Dataset rows
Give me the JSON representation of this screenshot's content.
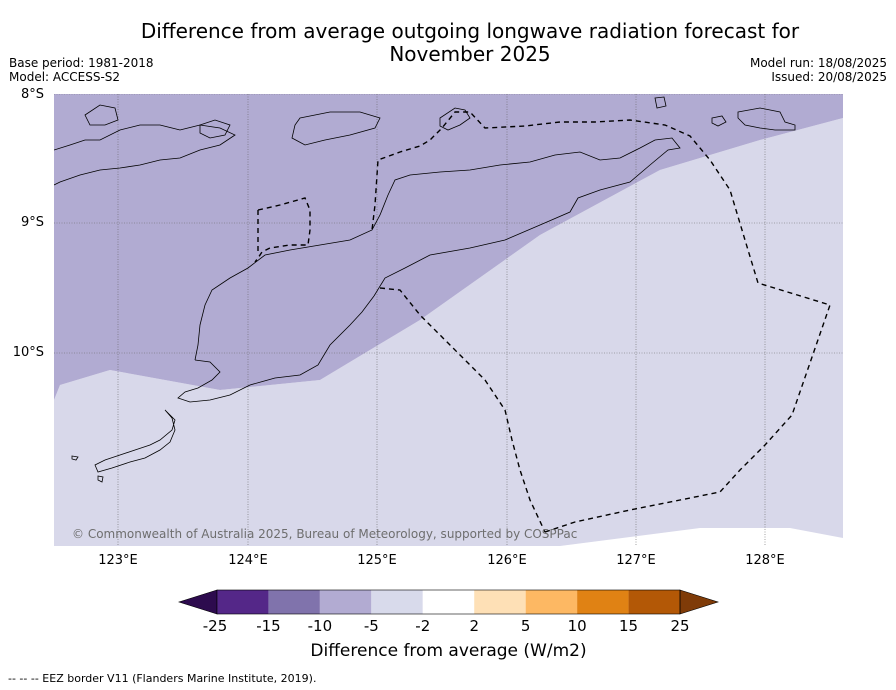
{
  "header": {
    "title_line1": "Difference from average outgoing longwave radiation forecast for",
    "title_line2": "November 2025",
    "base_period": "Base period: 1981-2018",
    "model": "Model: ACCESS-S2",
    "model_run": "Model run: 18/08/2025",
    "issued": "Issued: 20/08/2025"
  },
  "map": {
    "lat_labels": [
      "8°S",
      "9°S",
      "10°S"
    ],
    "lon_labels": [
      "123°E",
      "124°E",
      "125°E",
      "126°E",
      "127°E",
      "128°E"
    ],
    "copyright": "© Commonwealth of Australia 2025, Bureau of Meteorology, supported by COSPPac",
    "fill_colors": {
      "anomaly_neg_5_to_neg_10": "#b1abd2",
      "anomaly_neg_2_to_neg_5": "#d8d8ea",
      "land_outline": "#000000",
      "eez_border": "#000000"
    }
  },
  "colorbar": {
    "ticks": [
      "-25",
      "-15",
      "-10",
      "-5",
      "-2",
      "2",
      "5",
      "10",
      "15",
      "25"
    ],
    "colors": [
      "#2d0b4e",
      "#542788",
      "#8073ac",
      "#b2abd2",
      "#d8daeb",
      "#ffffff",
      "#fee0b6",
      "#fdb863",
      "#e08214",
      "#b35806",
      "#7f3b08"
    ],
    "title": "Difference from average (W/m2)"
  },
  "footer": {
    "legend_note": "--  --  -- EEZ border V11 (Flanders Marine Institute, 2019)."
  }
}
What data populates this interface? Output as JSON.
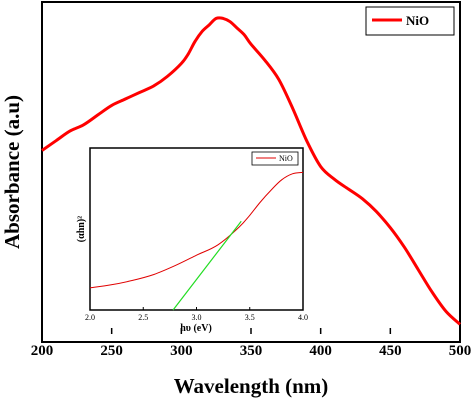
{
  "chart_data": [
    {
      "type": "line",
      "title": "",
      "xlabel": "Wavelength (nm)",
      "ylabel": "Absorbance (a.u)",
      "xlim": [
        200,
        500
      ],
      "ylim": [
        0,
        1
      ],
      "xticks": [
        "200",
        "250",
        "300",
        "350",
        "400",
        "450",
        "500"
      ],
      "yticks": [],
      "grid": false,
      "legend": {
        "placement": "top-right",
        "entries": [
          "NiO"
        ]
      },
      "series": [
        {
          "name": "NiO",
          "color": "#ff0000",
          "x": [
            200,
            210,
            220,
            230,
            240,
            250,
            260,
            270,
            280,
            290,
            300,
            305,
            310,
            315,
            320,
            325,
            330,
            335,
            340,
            345,
            350,
            360,
            370,
            380,
            390,
            400,
            410,
            420,
            430,
            440,
            450,
            460,
            470,
            480,
            490,
            500
          ],
          "y": [
            0.57,
            0.6,
            0.63,
            0.65,
            0.68,
            0.71,
            0.73,
            0.75,
            0.77,
            0.8,
            0.84,
            0.87,
            0.91,
            0.94,
            0.96,
            0.98,
            0.98,
            0.97,
            0.95,
            0.93,
            0.9,
            0.85,
            0.79,
            0.7,
            0.6,
            0.52,
            0.48,
            0.45,
            0.42,
            0.38,
            0.33,
            0.27,
            0.2,
            0.13,
            0.07,
            0.03
          ]
        }
      ]
    },
    {
      "type": "line",
      "title": "",
      "xlabel": "hυ (eV)",
      "ylabel": "(αhn)²",
      "xlim": [
        2.0,
        4.0
      ],
      "ylim": [
        0,
        1
      ],
      "xticks": [
        "2.0",
        "2.5",
        "3.0",
        "3.5",
        "4.0"
      ],
      "yticks": [],
      "grid": false,
      "legend": {
        "placement": "top-right",
        "entries": [
          "NiO"
        ]
      },
      "series": [
        {
          "name": "NiO",
          "color": "#e00000",
          "x": [
            2.0,
            2.2,
            2.4,
            2.6,
            2.8,
            3.0,
            3.2,
            3.4,
            3.5,
            3.6,
            3.7,
            3.8,
            3.9,
            4.0
          ],
          "y": [
            0.15,
            0.17,
            0.2,
            0.24,
            0.3,
            0.37,
            0.44,
            0.56,
            0.64,
            0.73,
            0.81,
            0.88,
            0.92,
            0.93
          ]
        },
        {
          "name": "",
          "color": "#22dd22",
          "x": [
            2.78,
            3.42
          ],
          "y": [
            0.0,
            0.6
          ]
        }
      ]
    }
  ]
}
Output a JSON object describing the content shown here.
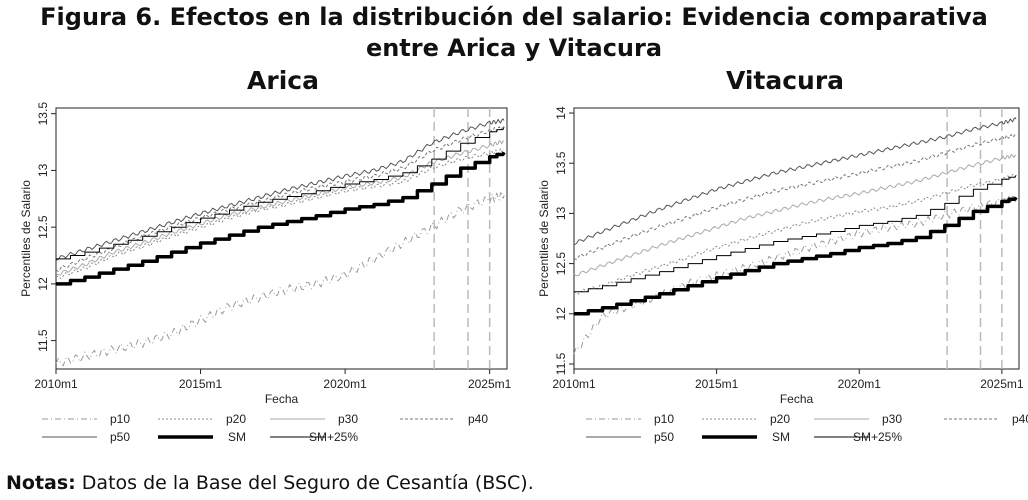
{
  "figure": {
    "title_line1": "Figura 6. Efectos en la distribución del salario: Evidencia comparativa",
    "title_line2": "entre Arica y Vitacura"
  },
  "notes": {
    "label": "Notas:",
    "text": " Datos de la Base del Seguro de Cesantía (BSC)."
  },
  "chart_data": [
    {
      "type": "line",
      "title": "Arica",
      "xlabel": "Fecha",
      "ylabel": "Percentiles de Salario",
      "xlim": [
        2010.0,
        2025.6
      ],
      "ylim": [
        11.25,
        13.55
      ],
      "xticks": [
        2010,
        2015,
        2020,
        2025
      ],
      "xtick_labels": [
        "2010m1",
        "2015m1",
        "2020m1",
        "2025m1"
      ],
      "yticks": [
        11.5,
        12,
        12.5,
        13,
        13.5
      ],
      "ytick_labels": [
        "11.5",
        "12",
        "12.5",
        "13",
        "13.5"
      ],
      "vlines": [
        2023.08,
        2024.25,
        2025.0
      ],
      "series": [
        {
          "name": "p10",
          "x": [
            2010.0,
            2011.0,
            2012.0,
            2013.0,
            2014.0,
            2015.0,
            2016.0,
            2017.0,
            2018.0,
            2019.0,
            2020.0,
            2021.0,
            2022.0,
            2023.0,
            2024.0,
            2025.0,
            2025.5
          ],
          "y": [
            11.3,
            11.36,
            11.42,
            11.48,
            11.56,
            11.68,
            11.8,
            11.88,
            11.95,
            12.0,
            12.08,
            12.22,
            12.36,
            12.5,
            12.65,
            12.75,
            12.78
          ]
        },
        {
          "name": "p20",
          "x": [
            2010.0,
            2011.0,
            2012.0,
            2013.0,
            2014.0,
            2015.0,
            2016.0,
            2017.0,
            2018.0,
            2019.0,
            2020.0,
            2021.0,
            2022.0,
            2023.0,
            2024.0,
            2025.0,
            2025.5
          ],
          "y": [
            12.05,
            12.14,
            12.25,
            12.33,
            12.42,
            12.5,
            12.58,
            12.65,
            12.7,
            12.76,
            12.82,
            12.86,
            12.9,
            13.02,
            13.1,
            13.15,
            13.18
          ]
        },
        {
          "name": "p30",
          "x": [
            2010.0,
            2011.0,
            2012.0,
            2013.0,
            2014.0,
            2015.0,
            2016.0,
            2017.0,
            2018.0,
            2019.0,
            2020.0,
            2021.0,
            2022.0,
            2023.0,
            2024.0,
            2025.0,
            2025.5
          ],
          "y": [
            12.08,
            12.17,
            12.28,
            12.36,
            12.45,
            12.53,
            12.61,
            12.67,
            12.73,
            12.79,
            12.85,
            12.89,
            12.94,
            13.07,
            13.15,
            13.22,
            13.26
          ]
        },
        {
          "name": "p40",
          "x": [
            2010.0,
            2011.0,
            2012.0,
            2013.0,
            2014.0,
            2015.0,
            2016.0,
            2017.0,
            2018.0,
            2019.0,
            2020.0,
            2021.0,
            2022.0,
            2023.0,
            2024.0,
            2025.0,
            2025.5
          ],
          "y": [
            12.12,
            12.22,
            12.32,
            12.42,
            12.5,
            12.58,
            12.66,
            12.72,
            12.79,
            12.85,
            12.9,
            12.95,
            13.02,
            13.17,
            13.27,
            13.35,
            13.38
          ]
        },
        {
          "name": "p50",
          "x": [
            2010.0,
            2011.0,
            2012.0,
            2013.0,
            2014.0,
            2015.0,
            2016.0,
            2017.0,
            2018.0,
            2019.0,
            2020.0,
            2021.0,
            2022.0,
            2023.0,
            2024.0,
            2025.0,
            2025.5
          ],
          "y": [
            12.22,
            12.3,
            12.38,
            12.46,
            12.54,
            12.62,
            12.69,
            12.76,
            12.83,
            12.89,
            12.95,
            13.0,
            13.08,
            13.24,
            13.34,
            13.42,
            13.44
          ]
        },
        {
          "name": "SM",
          "x": [
            2010.0,
            2011.0,
            2012.0,
            2013.0,
            2014.0,
            2015.0,
            2016.0,
            2017.0,
            2018.0,
            2019.0,
            2020.0,
            2021.0,
            2022.0,
            2023.0,
            2024.0,
            2025.0,
            2025.5
          ],
          "y": [
            12.0,
            12.06,
            12.13,
            12.2,
            12.28,
            12.36,
            12.43,
            12.5,
            12.55,
            12.6,
            12.66,
            12.7,
            12.76,
            12.88,
            13.02,
            13.12,
            13.16
          ]
        },
        {
          "name": "SM+25%",
          "x": [
            2010.0,
            2011.0,
            2012.0,
            2013.0,
            2014.0,
            2015.0,
            2016.0,
            2017.0,
            2018.0,
            2019.0,
            2020.0,
            2021.0,
            2022.0,
            2023.0,
            2024.0,
            2025.0,
            2025.5
          ],
          "y": [
            12.22,
            12.28,
            12.35,
            12.42,
            12.5,
            12.58,
            12.65,
            12.72,
            12.77,
            12.82,
            12.88,
            12.92,
            12.98,
            13.1,
            13.24,
            13.34,
            13.38
          ]
        }
      ]
    },
    {
      "type": "line",
      "title": "Vitacura",
      "xlabel": "Fecha",
      "ylabel": "Percentiles de Salario",
      "xlim": [
        2010.0,
        2025.6
      ],
      "ylim": [
        11.45,
        14.05
      ],
      "xticks": [
        2010,
        2015,
        2020,
        2025
      ],
      "xtick_labels": [
        "2010m1",
        "2015m1",
        "2020m1",
        "2025m1"
      ],
      "yticks": [
        11.5,
        12,
        12.5,
        13,
        13.5,
        14
      ],
      "ytick_labels": [
        "11.5",
        "12",
        "12.5",
        "13",
        "13.5",
        "14"
      ],
      "vlines": [
        2023.08,
        2024.25,
        2025.0
      ],
      "series": [
        {
          "name": "p10",
          "x": [
            2010.0,
            2011.0,
            2012.0,
            2013.0,
            2014.0,
            2015.0,
            2016.0,
            2017.0,
            2018.0,
            2019.0,
            2020.0,
            2021.0,
            2022.0,
            2023.0,
            2024.0,
            2025.0,
            2025.5
          ],
          "y": [
            11.6,
            11.98,
            12.08,
            12.18,
            12.3,
            12.38,
            12.46,
            12.55,
            12.64,
            12.72,
            12.8,
            12.86,
            12.9,
            12.98,
            13.06,
            13.12,
            13.15
          ]
        },
        {
          "name": "p20",
          "x": [
            2010.0,
            2011.0,
            2012.0,
            2013.0,
            2014.0,
            2015.0,
            2016.0,
            2017.0,
            2018.0,
            2019.0,
            2020.0,
            2021.0,
            2022.0,
            2023.0,
            2024.0,
            2025.0,
            2025.5
          ],
          "y": [
            12.2,
            12.28,
            12.38,
            12.47,
            12.56,
            12.66,
            12.74,
            12.82,
            12.9,
            12.96,
            13.02,
            13.06,
            13.12,
            13.2,
            13.28,
            13.34,
            13.38
          ]
        },
        {
          "name": "p30",
          "x": [
            2010.0,
            2011.0,
            2012.0,
            2013.0,
            2014.0,
            2015.0,
            2016.0,
            2017.0,
            2018.0,
            2019.0,
            2020.0,
            2021.0,
            2022.0,
            2023.0,
            2024.0,
            2025.0,
            2025.5
          ],
          "y": [
            12.38,
            12.48,
            12.58,
            12.68,
            12.77,
            12.86,
            12.95,
            13.02,
            13.09,
            13.15,
            13.2,
            13.26,
            13.32,
            13.4,
            13.48,
            13.55,
            13.58
          ]
        },
        {
          "name": "p40",
          "x": [
            2010.0,
            2011.0,
            2012.0,
            2013.0,
            2014.0,
            2015.0,
            2016.0,
            2017.0,
            2018.0,
            2019.0,
            2020.0,
            2021.0,
            2022.0,
            2023.0,
            2024.0,
            2025.0,
            2025.5
          ],
          "y": [
            12.55,
            12.66,
            12.77,
            12.87,
            12.96,
            13.06,
            13.14,
            13.22,
            13.28,
            13.34,
            13.4,
            13.46,
            13.52,
            13.6,
            13.68,
            13.75,
            13.78
          ]
        },
        {
          "name": "p50",
          "x": [
            2010.0,
            2011.0,
            2012.0,
            2013.0,
            2014.0,
            2015.0,
            2016.0,
            2017.0,
            2018.0,
            2019.0,
            2020.0,
            2021.0,
            2022.0,
            2023.0,
            2024.0,
            2025.0,
            2025.5
          ],
          "y": [
            12.7,
            12.82,
            12.93,
            13.04,
            13.14,
            13.24,
            13.32,
            13.4,
            13.46,
            13.52,
            13.58,
            13.64,
            13.7,
            13.76,
            13.84,
            13.9,
            13.94
          ]
        },
        {
          "name": "SM",
          "x": [
            2010.0,
            2011.0,
            2012.0,
            2013.0,
            2014.0,
            2015.0,
            2016.0,
            2017.0,
            2018.0,
            2019.0,
            2020.0,
            2021.0,
            2022.0,
            2023.0,
            2024.0,
            2025.0,
            2025.5
          ],
          "y": [
            12.0,
            12.06,
            12.13,
            12.2,
            12.28,
            12.36,
            12.43,
            12.5,
            12.55,
            12.6,
            12.66,
            12.7,
            12.76,
            12.88,
            13.02,
            13.12,
            13.16
          ]
        },
        {
          "name": "SM+25%",
          "x": [
            2010.0,
            2011.0,
            2012.0,
            2013.0,
            2014.0,
            2015.0,
            2016.0,
            2017.0,
            2018.0,
            2019.0,
            2020.0,
            2021.0,
            2022.0,
            2023.0,
            2024.0,
            2025.0,
            2025.5
          ],
          "y": [
            12.22,
            12.28,
            12.35,
            12.42,
            12.5,
            12.58,
            12.65,
            12.72,
            12.77,
            12.82,
            12.88,
            12.92,
            12.98,
            13.1,
            13.24,
            13.34,
            13.38
          ]
        }
      ]
    }
  ],
  "legend": {
    "entries": [
      "p10",
      "p20",
      "p30",
      "p40",
      "p50",
      "SM",
      "SM+25%"
    ]
  }
}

Directions: Of all the lines in the listing above, how many include "Output"? Write only the number.

Exercise solution: 2